Recorded data:
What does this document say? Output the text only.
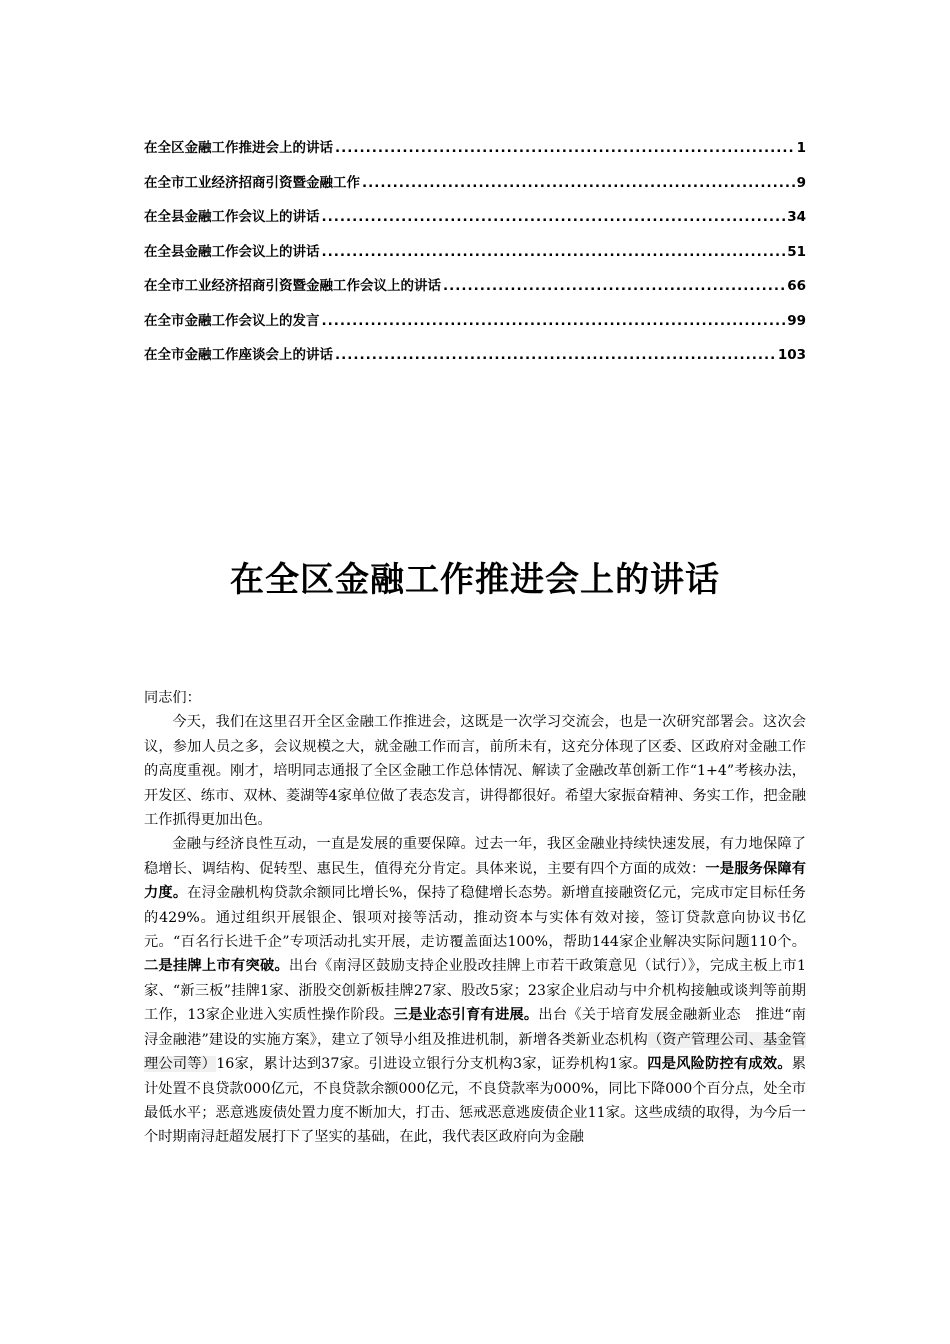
在全区金融工作推进会上的讲话 .....	1
在全市工业经济招商引资暨金融工作 .....	9
在全县金融工作会议上的讲话 .....	34
在全县金融工作会议上的讲话 .....	51
在全市工业经济招商引资暨金融工作会议上的讲话 .....	66
在全市金融工作会议上的发言 .....	99
在全市金融工作座谈会上的讲话 .....	103
在全区金融工作推进会上的讲话

同志们：

今天，我们在这里召开全区金融工作推进会，这既是一次学习交流会，也是一次研究部署会。这次会议，参加人员之多，会议规模之大，就金融工作而言，前所未有，这充分体现了区委、区政府对金融工作的高度重视。刚才，培明同志通报了全区金融工作总体情况、解读了金融改革创新工作“1+4”考核办法，开发区、练市、双林、菱湖等4家单位做了表态发言，讲得都很好。希望大家振奋精神、务实工作，把金融工作抓得更加出色。

金融与经济良性互动，一直是发展的重要保障。过去一年，我区金融业持续快速发展，有力地保障了稳增长、调结构、促转型、惠民生，值得充分肯定。具体来说，主要有四个方面的成效：一是服务保障有力度。在浔金融机构贷款余额同比增长%，保持了稳健增长态势。新增直接融资亿元，完成市定目标任务的429%。通过组织开展银企、银项对接等活动，推动资本与实体有效对接，签订贷款意向协议书亿元。“百名行长进千企”专项活动扎实开展，走访覆盖面达100%，帮助144家企业解决实际问题110个。二是挂牌上市有突破。出台《南浔区鼓励支持企业股改挂牌上市若干政策意见（试行）》，完成主板上市1家、“新三板”挂牌1家、浙股交创新板挂牌27家、股改5家；23家企业启动与中介机构接触或谈判等前期工作，13家企业进入实质性操作阶段。三是业态引育有进展。出台《关于培育发展金融新业态　推进“南浔金融港”建设的实施方案》，建立了领导小组及推进机制，新增各类新业态机构（资产管理公司、基金管理公司等）16家，累计达到37家。引进设立银行分支机构3家，证券机构1家。四是风险防控有成效。累计处置不良贷款000亿元，不良贷款余额000亿元，不良贷款率为000%，同比下降000个百分点，处全市最低水平；恶意逃废债处置力度不断加大，打击、惩戒恶意逃废债企业11家。这些成绩的取得，为今后一个时期南浔赶超发展打下了坚实的基础，在此，我代表区政府向为金融
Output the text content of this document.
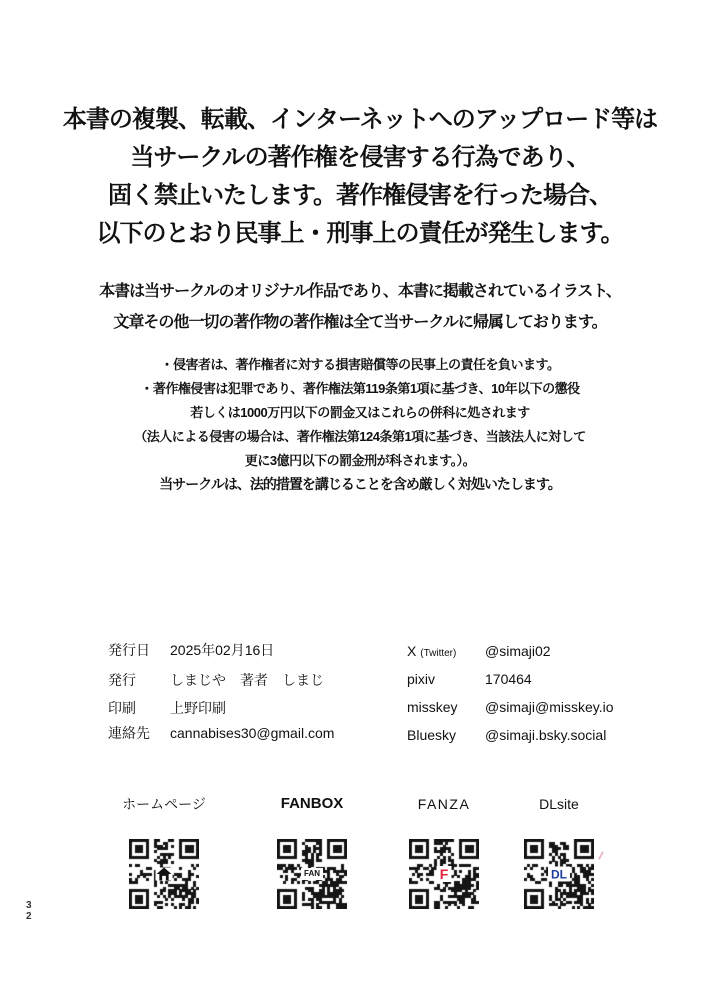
本書の複製、転載、インターネットへのアップロード等は
当サークルの著作権を侵害する行為であり、
固く禁止いたします。著作権侵害を行った場合、
以下のとおり民事上・刑事上の責任が発生します。
本書は当サークルのオリジナル作品であり、本書に掲載されているイラスト、
文章その他一切の著作物の著作権は全て当サークルに帰属しております。
・侵害者は、著作権者に対する損害賠償等の民事上の責任を負います。
・著作権侵害は犯罪であり、著作権法第119条第1項に基づき、10年以下の懲役
若しくは1000万円以下の罰金又はこれらの併科に処されます
（法人による侵害の場合は、著作権法第124条第1項に基づき、当該法人に対して
更に3億円以下の罰金刑が科されます。）。
当サークルは、法的措置を講じることを含め厳しく対処いたします。
発行日 2025年02月16日
発行 しまじや　著者　しまじ
印刷 上野印刷
連絡先 cannabises30@gmail.com
X (Twitter) @simaji02
pixiv	170464
misskey @simaji@misskey.io
Bluesky @simaji.bsky.social
ホームページ	FANBOX
FAN
FANZA
F
DLsite
DL
3
2
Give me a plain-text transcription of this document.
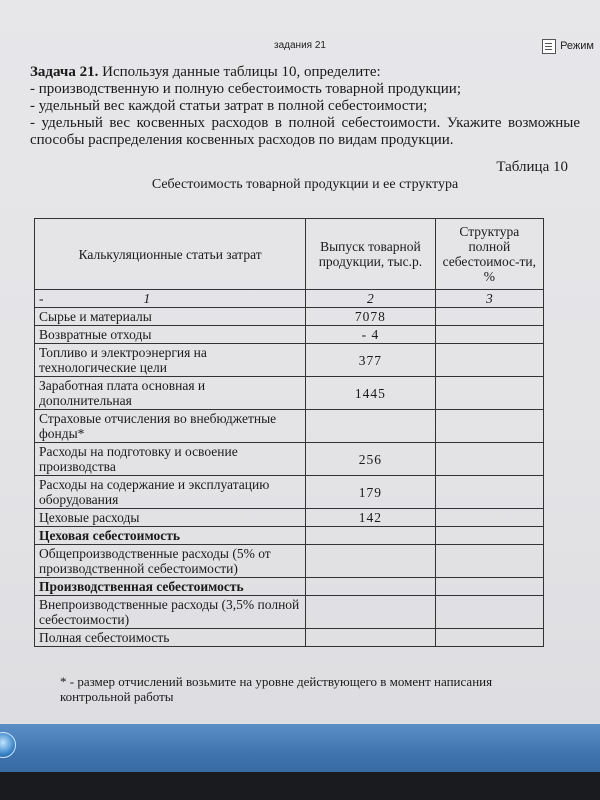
задания 21	Режим
Задача 21. Используя данные таблицы 10, определите:
- производственную и полную себестоимость товарной продукции;
- удельный вес каждой статьи затрат в полной себестоимости;
- удельный вес косвенных расходов в полной себестоимости. Укажите возможные способы распределения косвенных расходов по видам продукции.
Таблица 10
Себестоимость товарной продукции и ее структура
Калькуляционные статьи затрат	Выпуск товарной продукции, тыс.р.	Структура полной себестоимос-ти, %
- 1	2	3
Сырье и материалы	7078	
Возвратные отходы	- 4	
Топливо и электроэнергия на технологические цели	377	
Заработная плата основная и дополнительная	1445	
Страховые отчисления во внебюджетные фонды*		
Расходы на подготовку и освоение производства	256	
Расходы на содержание и эксплуатацию оборудования	179	
Цеховые расходы	142	
Цеховая себестоимость		
Общепроизводственные расходы (5% от производственной себестоимости)		
Производственная себестоимость		
Внепроизводственные расходы (3,5% полной себестоимости)		
Полная себестоимость		
* - размер отчислений возьмите на уровне действующего в момент написания контрольной работы
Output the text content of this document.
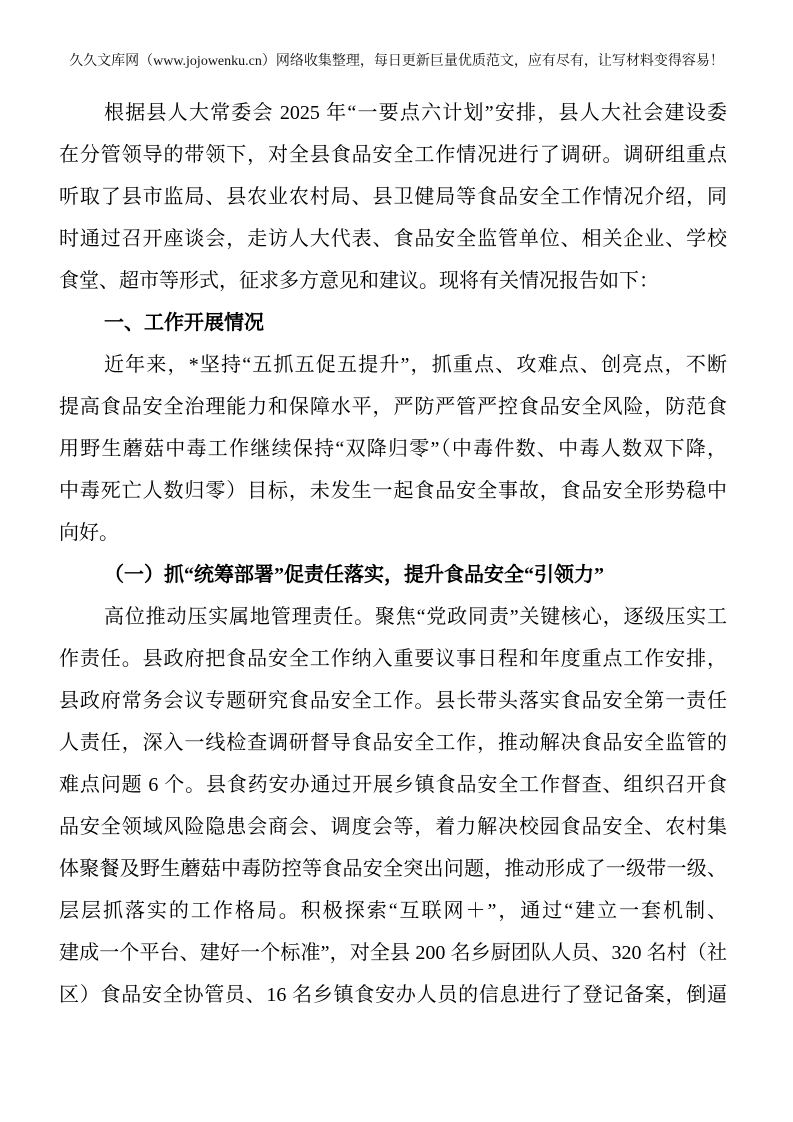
久久文库网（www.jojowenku.cn）网络收集整理，每日更新巨量优质范文，应有尽有，让写材料变得容易！
根据县人大常委会 2025 年“一要点六计划”安排，县人大社会建设委
在分管领导的带领下，对全县食品安全工作情况进行了调研。调研组重点
听取了县市监局、县农业农村局、县卫健局等食品安全工作情况介绍，同
时通过召开座谈会，走访人大代表、食品安全监管单位、相关企业、学校
食堂、超市等形式，征求多方意见和建议。现将有关情况报告如下：
一、工作开展情况
近年来，*坚持“五抓五促五提升”，抓重点、攻难点、创亮点，不断
提高食品安全治理能力和保障水平，严防严管严控食品安全风险，防范食
用野生蘑菇中毒工作继续保持“双降归零”（中毒件数、中毒人数双下降，
中毒死亡人数归零）目标，未发生一起食品安全事故，食品安全形势稳中
向好。
（一）抓“统筹部署”促责任落实，提升食品安全“引领力”
高位推动压实属地管理责任。聚焦“党政同责”关键核心，逐级压实工
作责任。县政府把食品安全工作纳入重要议事日程和年度重点工作安排，
县政府常务会议专题研究食品安全工作。县长带头落实食品安全第一责任
人责任，深入一线检查调研督导食品安全工作，推动解决食品安全监管的
难点问题 6 个。县食药安办通过开展乡镇食品安全工作督查、组织召开食
品安全领域风险隐患会商会、调度会等，着力解决校园食品安全、农村集
体聚餐及野生蘑菇中毒防控等食品安全突出问题，推动形成了一级带一级、
层层抓落实的工作格局。积极探索“互联网＋”，通过“建立一套机制、
建成一个平台、建好一个标准”，对全县 200 名乡厨团队人员、320 名村（社
区）食品安全协管员、16 名乡镇食安办人员的信息进行了登记备案，倒逼
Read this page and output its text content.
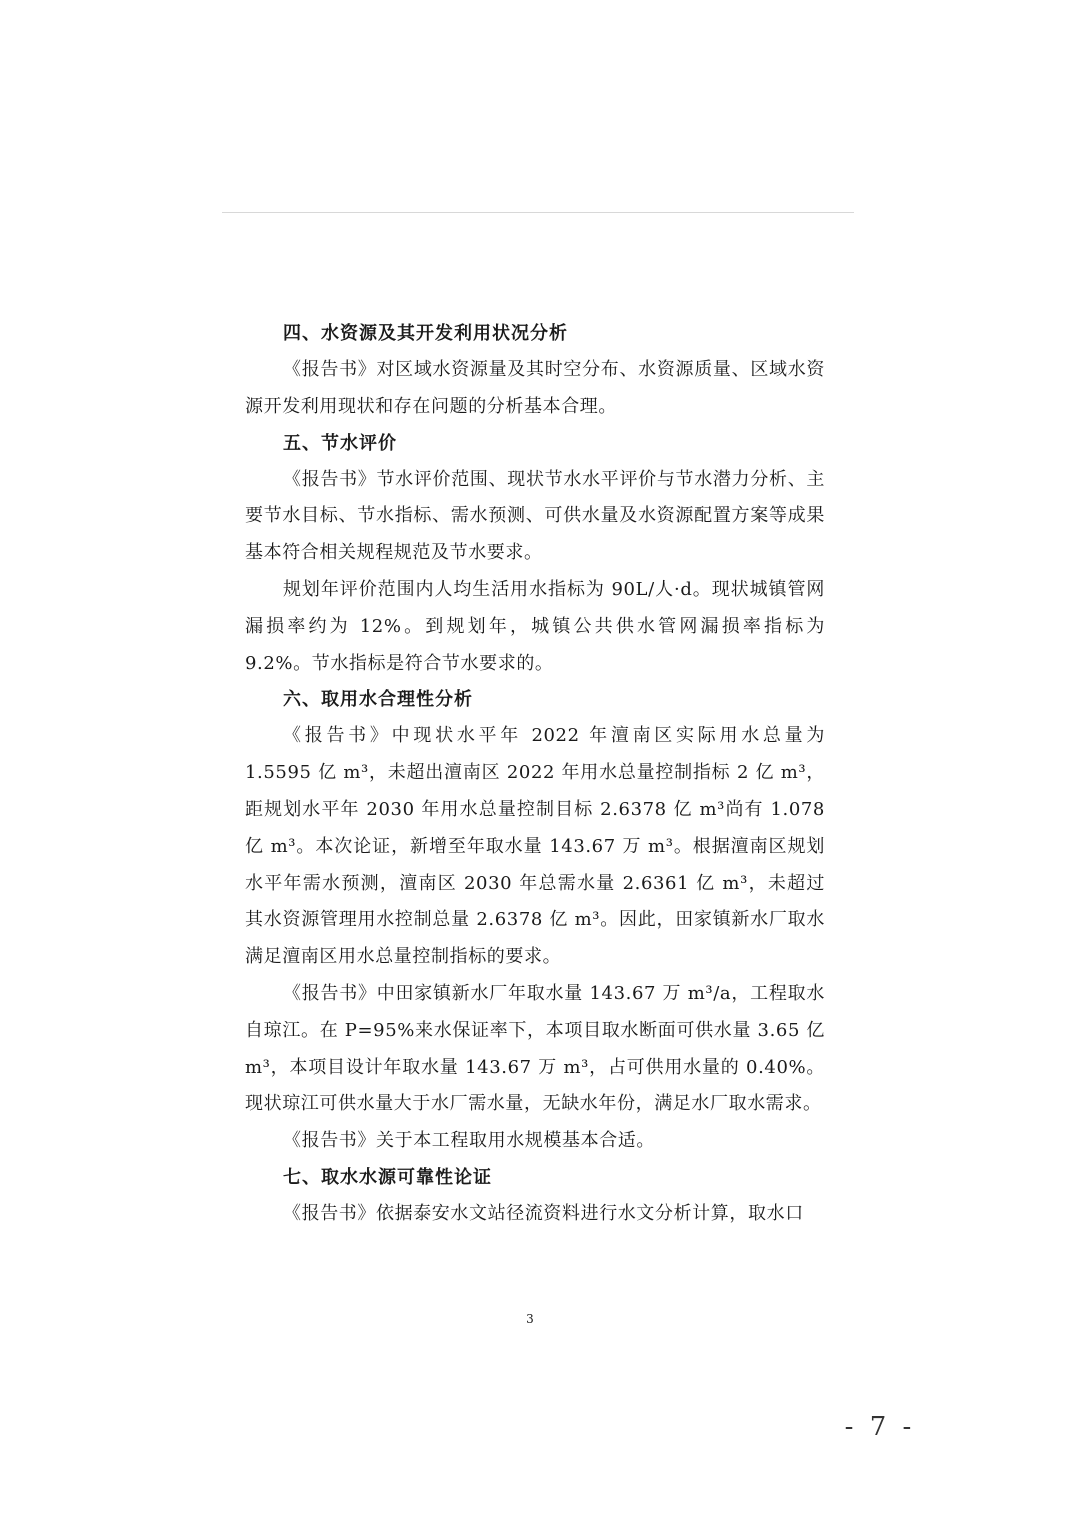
四、水资源及其开发利用状况分析

《报告书》对区域水资源量及其时空分布、水资源质量、区域水资源开发利用现状和存在问题的分析基本合理。

五、节水评价

《报告书》节水评价范围、现状节水水平评价与节水潜力分析、主要节水目标、节水指标、需水预测、可供水量及水资源配置方案等成果基本符合相关规程规范及节水要求。

规划年评价范围内人均生活用水指标为 90L/人·d。现状城镇管网漏损率约为 12%。到规划年，城镇公共供水管网漏损率指标为 9.2%。节水指标是符合节水要求的。

六、取用水合理性分析

《报告书》中现状水平年 2022 年澶南区实际用水总量为 1.5595 亿 m³，未超出澶南区 2022 年用水总量控制指标 2 亿 m³，距规划水平年 2030 年用水总量控制目标 2.6378 亿 m³尚有 1.078 亿 m³。本次论证，新增至年取水量 143.67 万 m³。根据澶南区规划水平年需水预测，澶南区 2030 年总需水量 2.6361 亿 m³，未超过其水资源管理用水控制总量 2.6378 亿 m³。因此，田家镇新水厂取水满足澶南区用水总量控制指标的要求。

《报告书》中田家镇新水厂年取水量 143.67 万 m³/a，工程取水自琼江。在 P=95%来水保证率下，本项目取水断面可供水量 3.65 亿 m³，本项目设计年取水量 143.67 万 m³，占可供用水量的 0.40%。现状琼江可供水量大于水厂需水量，无缺水年份，满足水厂取水需求。

《报告书》关于本工程取用水规模基本合适。

七、取水水源可靠性论证

《报告书》依据泰安水文站径流资料进行水文分析计算，取水口

3
- 7 -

OBJECTIVE =>
Pick out each line above that includes "text" and show it.

ANSWER =>
What does this document say? Output the text only.
Output the text content of this document.
Give me a plain-text transcription of this document.
Output the text content of this document.
Read this page and output its text content.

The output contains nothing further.